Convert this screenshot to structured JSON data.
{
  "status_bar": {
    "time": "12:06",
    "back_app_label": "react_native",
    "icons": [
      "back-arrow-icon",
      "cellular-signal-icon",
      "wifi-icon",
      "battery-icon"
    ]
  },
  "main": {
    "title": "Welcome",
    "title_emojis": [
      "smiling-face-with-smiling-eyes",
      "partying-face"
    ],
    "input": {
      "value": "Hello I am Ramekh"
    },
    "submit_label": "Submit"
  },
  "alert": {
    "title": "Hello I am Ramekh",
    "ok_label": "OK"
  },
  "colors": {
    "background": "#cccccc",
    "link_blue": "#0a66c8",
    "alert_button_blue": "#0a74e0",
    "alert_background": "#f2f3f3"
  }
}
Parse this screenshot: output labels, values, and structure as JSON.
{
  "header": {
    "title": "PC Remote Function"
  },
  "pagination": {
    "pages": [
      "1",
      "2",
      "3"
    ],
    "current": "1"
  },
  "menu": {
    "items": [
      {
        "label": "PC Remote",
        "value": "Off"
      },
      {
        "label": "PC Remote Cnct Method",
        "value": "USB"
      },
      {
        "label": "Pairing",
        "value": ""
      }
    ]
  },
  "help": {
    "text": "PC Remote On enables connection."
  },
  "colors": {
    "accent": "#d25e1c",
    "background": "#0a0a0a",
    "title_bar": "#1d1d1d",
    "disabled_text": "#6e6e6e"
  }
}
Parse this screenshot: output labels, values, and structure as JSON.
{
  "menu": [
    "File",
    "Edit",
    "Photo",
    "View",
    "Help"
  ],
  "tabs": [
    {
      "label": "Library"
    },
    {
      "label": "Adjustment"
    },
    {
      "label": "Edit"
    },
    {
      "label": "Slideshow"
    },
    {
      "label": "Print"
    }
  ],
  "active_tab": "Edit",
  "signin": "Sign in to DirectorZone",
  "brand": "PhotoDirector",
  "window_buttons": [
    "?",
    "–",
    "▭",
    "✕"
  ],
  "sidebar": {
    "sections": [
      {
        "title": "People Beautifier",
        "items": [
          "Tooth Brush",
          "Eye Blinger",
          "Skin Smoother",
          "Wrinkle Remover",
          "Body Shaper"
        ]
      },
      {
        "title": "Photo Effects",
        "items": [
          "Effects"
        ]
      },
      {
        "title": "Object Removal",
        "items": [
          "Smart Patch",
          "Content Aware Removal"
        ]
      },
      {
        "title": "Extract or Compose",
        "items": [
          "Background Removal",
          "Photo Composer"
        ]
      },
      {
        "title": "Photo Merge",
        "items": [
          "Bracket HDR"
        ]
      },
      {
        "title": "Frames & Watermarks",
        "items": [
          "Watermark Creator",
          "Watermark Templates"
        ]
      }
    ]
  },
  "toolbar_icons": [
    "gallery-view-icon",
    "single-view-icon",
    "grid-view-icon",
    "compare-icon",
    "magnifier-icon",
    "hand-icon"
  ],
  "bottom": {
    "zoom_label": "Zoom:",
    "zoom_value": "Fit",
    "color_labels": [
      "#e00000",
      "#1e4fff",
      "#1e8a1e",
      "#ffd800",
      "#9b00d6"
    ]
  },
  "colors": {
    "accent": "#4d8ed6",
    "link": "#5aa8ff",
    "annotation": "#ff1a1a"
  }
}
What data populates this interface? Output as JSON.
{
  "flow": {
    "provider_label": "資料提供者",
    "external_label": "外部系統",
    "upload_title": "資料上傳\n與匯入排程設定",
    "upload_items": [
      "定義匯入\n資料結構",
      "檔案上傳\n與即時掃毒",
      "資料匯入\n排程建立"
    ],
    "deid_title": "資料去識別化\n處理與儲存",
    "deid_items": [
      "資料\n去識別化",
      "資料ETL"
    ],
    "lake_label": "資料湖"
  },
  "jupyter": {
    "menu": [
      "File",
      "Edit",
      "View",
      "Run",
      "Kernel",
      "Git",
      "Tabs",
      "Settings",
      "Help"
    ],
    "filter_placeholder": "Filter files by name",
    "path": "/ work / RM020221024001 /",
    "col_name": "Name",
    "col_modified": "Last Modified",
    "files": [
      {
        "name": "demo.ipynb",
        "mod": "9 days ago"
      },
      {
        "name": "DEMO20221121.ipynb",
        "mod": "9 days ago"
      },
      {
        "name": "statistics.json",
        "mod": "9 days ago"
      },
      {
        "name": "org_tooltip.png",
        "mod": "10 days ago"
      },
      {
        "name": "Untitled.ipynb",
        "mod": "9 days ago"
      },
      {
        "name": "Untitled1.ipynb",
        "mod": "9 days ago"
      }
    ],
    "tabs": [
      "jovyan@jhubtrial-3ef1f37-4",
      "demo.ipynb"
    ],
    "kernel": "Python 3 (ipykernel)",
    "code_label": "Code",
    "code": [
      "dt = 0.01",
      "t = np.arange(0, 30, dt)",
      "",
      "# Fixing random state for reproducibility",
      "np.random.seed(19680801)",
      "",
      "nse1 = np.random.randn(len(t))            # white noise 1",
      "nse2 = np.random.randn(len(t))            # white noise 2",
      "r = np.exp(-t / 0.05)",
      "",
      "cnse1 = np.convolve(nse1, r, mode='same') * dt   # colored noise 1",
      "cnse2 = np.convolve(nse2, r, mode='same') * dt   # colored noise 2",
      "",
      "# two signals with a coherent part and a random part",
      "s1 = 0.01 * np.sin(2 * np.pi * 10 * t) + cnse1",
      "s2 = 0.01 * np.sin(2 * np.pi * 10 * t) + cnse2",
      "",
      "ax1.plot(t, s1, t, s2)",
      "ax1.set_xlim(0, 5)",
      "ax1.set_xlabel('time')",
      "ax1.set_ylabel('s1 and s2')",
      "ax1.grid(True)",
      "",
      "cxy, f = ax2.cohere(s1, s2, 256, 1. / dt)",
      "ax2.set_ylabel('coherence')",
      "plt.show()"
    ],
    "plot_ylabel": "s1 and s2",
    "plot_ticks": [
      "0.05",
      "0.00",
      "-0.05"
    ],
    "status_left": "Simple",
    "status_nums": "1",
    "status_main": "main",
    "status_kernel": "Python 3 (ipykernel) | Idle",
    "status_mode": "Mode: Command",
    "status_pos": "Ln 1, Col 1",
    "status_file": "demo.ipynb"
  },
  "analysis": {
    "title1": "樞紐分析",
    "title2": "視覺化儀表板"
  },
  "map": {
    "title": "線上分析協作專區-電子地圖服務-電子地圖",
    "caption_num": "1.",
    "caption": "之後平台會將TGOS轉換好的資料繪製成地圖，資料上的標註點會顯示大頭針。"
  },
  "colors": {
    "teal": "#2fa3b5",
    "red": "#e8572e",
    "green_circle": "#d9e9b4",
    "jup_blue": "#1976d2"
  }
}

TASK GOAL —
Pick out the lines containing the word "random" and show them.

SOLUTION TO THE PROBLEM —
      "# Fixing random state for reproducibility",
      "np.random.seed(19680801)",
      "nse1 = np.random.randn(len(t))            # white noise 1",
      "nse2 = np.random.randn(len(t))            # white noise 2",
      "# two signals with a coherent part and a random part",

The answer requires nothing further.